▶ TASK TO COMPLETE: Search the entries for the word "طريق" and pull out each line that has it.

## Begin INPUT ROWS

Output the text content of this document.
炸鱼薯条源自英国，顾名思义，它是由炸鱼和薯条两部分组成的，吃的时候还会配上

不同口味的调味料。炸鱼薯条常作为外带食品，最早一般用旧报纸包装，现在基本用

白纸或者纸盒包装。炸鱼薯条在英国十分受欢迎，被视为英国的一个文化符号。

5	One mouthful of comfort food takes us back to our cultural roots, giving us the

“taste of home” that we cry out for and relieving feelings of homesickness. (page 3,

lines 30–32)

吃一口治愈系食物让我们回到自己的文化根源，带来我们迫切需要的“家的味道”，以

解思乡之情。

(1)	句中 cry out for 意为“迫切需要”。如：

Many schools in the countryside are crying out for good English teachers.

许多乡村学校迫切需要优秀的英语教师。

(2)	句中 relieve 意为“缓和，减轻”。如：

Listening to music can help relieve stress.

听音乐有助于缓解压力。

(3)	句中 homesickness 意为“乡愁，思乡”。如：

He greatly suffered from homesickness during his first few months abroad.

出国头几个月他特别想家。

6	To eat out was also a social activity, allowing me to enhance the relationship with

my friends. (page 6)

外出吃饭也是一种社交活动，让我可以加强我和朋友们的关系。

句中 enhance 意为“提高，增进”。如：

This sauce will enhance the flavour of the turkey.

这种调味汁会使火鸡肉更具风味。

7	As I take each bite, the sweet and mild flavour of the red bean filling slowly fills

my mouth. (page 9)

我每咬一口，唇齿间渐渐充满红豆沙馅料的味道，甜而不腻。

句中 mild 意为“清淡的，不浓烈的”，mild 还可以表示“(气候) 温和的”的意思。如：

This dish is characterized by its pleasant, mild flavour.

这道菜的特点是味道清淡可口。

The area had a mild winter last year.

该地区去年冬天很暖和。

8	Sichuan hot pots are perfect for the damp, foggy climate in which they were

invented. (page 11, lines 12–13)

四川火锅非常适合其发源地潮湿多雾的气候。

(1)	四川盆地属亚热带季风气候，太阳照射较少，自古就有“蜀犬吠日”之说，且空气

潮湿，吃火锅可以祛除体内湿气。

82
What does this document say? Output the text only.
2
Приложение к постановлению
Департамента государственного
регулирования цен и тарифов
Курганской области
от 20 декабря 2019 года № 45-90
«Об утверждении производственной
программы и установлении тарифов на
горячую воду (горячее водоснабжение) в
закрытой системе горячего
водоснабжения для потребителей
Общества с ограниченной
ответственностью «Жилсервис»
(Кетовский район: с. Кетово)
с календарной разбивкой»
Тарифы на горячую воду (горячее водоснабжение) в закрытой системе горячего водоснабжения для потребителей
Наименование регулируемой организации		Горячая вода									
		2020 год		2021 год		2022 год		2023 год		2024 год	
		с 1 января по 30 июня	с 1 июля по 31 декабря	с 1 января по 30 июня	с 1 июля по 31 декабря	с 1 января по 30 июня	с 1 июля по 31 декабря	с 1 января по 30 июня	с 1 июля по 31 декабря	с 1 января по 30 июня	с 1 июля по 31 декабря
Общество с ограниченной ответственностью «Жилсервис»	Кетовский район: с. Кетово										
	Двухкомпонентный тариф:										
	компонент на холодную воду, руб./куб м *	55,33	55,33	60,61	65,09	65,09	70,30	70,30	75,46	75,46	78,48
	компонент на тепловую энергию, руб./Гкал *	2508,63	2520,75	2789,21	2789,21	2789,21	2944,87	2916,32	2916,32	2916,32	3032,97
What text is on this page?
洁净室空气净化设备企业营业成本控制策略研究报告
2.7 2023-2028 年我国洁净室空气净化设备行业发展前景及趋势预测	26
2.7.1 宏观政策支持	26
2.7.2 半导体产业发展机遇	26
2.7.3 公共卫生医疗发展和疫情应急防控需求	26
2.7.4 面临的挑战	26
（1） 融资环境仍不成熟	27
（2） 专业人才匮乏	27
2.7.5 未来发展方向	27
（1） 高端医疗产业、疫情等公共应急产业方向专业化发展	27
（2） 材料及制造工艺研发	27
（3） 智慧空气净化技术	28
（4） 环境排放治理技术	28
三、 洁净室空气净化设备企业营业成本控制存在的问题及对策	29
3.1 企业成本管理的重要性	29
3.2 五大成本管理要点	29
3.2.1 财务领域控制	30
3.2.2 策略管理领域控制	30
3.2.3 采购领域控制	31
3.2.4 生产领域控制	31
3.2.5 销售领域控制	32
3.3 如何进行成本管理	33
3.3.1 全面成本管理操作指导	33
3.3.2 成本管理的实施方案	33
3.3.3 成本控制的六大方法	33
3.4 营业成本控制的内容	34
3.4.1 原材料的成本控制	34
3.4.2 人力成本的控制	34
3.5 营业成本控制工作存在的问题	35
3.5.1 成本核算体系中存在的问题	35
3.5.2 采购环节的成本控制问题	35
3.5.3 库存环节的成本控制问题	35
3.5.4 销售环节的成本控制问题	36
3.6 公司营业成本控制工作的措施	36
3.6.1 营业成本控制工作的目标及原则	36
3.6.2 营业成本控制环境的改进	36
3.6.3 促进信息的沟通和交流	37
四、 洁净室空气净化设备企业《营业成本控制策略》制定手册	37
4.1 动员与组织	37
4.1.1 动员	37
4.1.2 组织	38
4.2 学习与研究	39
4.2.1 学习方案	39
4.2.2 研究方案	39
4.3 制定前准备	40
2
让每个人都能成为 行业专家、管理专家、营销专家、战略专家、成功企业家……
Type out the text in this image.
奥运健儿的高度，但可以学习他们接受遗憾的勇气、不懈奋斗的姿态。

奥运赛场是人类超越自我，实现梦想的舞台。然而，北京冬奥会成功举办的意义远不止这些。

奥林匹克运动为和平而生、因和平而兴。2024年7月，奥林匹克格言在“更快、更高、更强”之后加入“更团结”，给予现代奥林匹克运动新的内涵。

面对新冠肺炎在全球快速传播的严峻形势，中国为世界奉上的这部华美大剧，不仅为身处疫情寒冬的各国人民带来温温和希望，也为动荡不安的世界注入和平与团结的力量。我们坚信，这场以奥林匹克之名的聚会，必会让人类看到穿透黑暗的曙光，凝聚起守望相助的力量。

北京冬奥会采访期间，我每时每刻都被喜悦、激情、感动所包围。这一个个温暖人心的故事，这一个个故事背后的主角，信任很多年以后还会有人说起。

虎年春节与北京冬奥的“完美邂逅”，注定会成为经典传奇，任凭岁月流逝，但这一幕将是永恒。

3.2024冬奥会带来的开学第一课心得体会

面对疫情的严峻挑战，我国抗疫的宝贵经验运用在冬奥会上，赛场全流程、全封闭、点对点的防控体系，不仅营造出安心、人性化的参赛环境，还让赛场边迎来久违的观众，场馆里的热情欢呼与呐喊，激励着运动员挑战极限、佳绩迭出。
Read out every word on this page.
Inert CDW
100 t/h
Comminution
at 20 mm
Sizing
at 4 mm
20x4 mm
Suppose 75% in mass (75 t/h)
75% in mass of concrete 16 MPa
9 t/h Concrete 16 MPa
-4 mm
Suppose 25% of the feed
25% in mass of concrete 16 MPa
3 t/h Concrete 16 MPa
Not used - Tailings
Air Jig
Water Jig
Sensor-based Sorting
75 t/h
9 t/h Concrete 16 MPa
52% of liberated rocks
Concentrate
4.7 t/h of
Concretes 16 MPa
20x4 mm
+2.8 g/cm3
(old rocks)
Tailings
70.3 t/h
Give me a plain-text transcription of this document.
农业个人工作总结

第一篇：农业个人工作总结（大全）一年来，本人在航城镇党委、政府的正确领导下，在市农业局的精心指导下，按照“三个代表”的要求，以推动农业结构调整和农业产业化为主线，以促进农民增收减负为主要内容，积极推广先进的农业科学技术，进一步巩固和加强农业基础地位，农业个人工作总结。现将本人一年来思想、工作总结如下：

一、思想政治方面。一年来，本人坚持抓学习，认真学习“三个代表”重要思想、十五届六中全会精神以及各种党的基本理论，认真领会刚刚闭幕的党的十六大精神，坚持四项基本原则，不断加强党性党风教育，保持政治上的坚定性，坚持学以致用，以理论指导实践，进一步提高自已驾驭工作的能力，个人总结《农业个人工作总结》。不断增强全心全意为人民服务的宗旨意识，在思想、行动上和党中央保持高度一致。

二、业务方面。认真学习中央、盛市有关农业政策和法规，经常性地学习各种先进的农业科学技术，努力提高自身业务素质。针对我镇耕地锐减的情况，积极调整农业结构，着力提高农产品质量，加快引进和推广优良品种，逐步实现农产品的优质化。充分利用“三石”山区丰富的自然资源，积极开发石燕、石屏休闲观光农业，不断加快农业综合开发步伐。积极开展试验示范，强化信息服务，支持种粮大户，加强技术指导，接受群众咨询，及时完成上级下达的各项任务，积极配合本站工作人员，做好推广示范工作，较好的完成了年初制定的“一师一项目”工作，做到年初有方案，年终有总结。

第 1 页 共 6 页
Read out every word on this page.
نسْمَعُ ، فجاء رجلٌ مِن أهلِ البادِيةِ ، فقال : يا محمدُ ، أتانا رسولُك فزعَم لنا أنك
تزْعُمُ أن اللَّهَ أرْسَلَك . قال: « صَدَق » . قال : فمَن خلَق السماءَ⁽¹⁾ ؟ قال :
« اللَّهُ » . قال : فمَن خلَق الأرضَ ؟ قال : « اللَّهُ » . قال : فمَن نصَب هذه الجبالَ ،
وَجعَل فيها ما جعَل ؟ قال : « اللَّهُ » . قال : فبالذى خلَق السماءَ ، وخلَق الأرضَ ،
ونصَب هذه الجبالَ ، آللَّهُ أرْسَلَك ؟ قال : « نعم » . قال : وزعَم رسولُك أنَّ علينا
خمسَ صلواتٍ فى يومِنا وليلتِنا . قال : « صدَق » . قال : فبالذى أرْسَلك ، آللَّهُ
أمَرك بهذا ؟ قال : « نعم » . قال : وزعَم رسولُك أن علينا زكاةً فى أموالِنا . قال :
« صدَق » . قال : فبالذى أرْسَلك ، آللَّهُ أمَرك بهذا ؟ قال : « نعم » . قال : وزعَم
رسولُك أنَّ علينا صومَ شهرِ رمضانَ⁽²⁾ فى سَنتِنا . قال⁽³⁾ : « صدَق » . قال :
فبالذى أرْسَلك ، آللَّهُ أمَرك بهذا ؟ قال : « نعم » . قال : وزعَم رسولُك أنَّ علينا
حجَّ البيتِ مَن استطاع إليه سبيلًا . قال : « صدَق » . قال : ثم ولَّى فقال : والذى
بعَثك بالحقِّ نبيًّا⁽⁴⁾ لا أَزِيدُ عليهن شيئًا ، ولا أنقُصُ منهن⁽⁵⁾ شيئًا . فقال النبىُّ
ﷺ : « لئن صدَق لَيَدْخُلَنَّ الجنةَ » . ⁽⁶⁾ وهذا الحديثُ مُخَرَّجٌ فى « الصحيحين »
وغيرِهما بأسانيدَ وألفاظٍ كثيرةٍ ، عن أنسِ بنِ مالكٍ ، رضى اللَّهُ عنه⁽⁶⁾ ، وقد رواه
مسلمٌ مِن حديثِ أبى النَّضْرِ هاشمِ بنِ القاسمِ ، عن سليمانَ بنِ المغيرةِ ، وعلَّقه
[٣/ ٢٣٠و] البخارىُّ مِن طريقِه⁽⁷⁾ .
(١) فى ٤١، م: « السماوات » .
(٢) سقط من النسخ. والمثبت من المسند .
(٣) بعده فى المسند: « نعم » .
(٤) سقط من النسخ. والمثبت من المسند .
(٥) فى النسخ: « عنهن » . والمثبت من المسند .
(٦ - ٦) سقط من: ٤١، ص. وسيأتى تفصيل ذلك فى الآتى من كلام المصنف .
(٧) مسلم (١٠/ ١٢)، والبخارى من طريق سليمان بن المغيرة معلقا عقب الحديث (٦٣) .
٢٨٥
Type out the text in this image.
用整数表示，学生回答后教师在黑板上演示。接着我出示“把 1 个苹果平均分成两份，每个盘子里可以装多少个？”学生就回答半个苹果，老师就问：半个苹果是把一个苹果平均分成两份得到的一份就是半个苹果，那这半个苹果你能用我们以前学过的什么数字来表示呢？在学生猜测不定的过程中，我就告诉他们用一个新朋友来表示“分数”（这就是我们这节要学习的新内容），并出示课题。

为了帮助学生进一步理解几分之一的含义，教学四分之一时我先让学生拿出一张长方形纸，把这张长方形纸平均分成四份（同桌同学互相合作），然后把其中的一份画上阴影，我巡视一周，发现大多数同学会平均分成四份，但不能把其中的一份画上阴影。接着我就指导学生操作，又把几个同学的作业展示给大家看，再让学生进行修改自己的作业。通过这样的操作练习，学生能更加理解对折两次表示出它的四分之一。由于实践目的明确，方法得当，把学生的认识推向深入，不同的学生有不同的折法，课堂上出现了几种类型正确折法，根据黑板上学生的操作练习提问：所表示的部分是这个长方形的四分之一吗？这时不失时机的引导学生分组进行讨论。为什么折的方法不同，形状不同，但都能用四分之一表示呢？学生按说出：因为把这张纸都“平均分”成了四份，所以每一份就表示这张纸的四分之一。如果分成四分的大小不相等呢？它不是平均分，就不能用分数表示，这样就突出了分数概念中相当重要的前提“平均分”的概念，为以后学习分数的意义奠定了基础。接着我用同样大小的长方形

## End INPUT ROWS

▶ TASK RESPONSE:
[٣/ ٢٣٠و] البخارىُّ مِن طريقِه⁽⁷⁾ .
(٧) مسلم (١٠/ ١٢)، والبخارى من طريق سليمان بن المغيرة معلقا عقب الحديث (٦٣) .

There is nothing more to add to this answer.